• REQUEST: Identify and copy all lines of the material where the string "time" is found.

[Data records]
>>>

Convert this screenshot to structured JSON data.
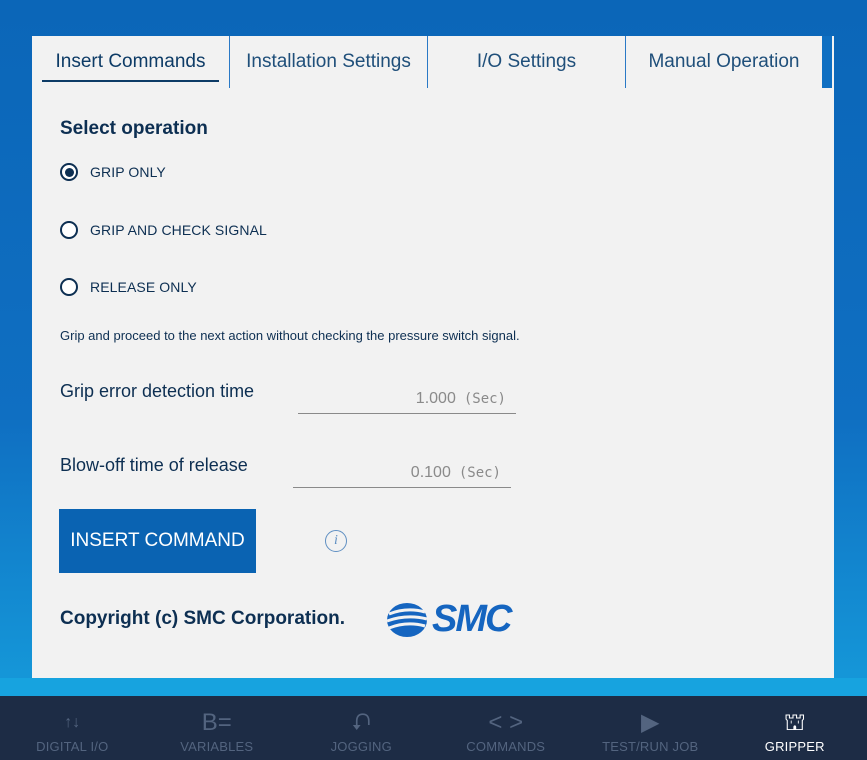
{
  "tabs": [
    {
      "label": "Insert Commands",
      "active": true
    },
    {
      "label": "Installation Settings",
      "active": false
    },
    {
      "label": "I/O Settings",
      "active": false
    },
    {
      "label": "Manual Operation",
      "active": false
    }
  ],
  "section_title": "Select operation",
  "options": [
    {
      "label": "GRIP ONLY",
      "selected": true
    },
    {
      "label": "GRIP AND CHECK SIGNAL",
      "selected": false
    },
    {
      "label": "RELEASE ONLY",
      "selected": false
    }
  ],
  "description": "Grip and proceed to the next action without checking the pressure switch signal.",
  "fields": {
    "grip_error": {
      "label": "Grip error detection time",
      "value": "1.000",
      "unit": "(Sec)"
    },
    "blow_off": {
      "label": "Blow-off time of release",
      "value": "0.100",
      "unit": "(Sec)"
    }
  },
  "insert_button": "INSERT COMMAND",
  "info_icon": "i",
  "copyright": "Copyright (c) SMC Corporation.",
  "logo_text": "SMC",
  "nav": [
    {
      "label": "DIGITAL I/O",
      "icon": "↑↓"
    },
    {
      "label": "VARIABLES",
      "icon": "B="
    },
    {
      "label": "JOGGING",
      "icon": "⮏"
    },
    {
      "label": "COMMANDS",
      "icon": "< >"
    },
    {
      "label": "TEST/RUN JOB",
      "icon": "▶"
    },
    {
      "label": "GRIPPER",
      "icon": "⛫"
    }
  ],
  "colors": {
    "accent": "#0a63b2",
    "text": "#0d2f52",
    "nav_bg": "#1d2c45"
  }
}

<<<
>>>

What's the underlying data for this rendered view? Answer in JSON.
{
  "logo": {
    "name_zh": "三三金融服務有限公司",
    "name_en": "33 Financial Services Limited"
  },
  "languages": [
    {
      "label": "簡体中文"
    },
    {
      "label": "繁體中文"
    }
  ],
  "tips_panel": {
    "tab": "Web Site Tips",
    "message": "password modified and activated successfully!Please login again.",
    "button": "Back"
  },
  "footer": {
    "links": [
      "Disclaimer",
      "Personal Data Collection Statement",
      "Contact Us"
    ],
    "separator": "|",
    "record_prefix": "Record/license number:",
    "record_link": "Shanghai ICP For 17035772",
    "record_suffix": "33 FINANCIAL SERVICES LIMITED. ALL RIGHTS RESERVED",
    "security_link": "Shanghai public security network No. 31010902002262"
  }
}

<<<

• OUTPUT FOR THIS EXERCISE:
      "label": "Grip error detection time",
      "label": "Blow-off time of release",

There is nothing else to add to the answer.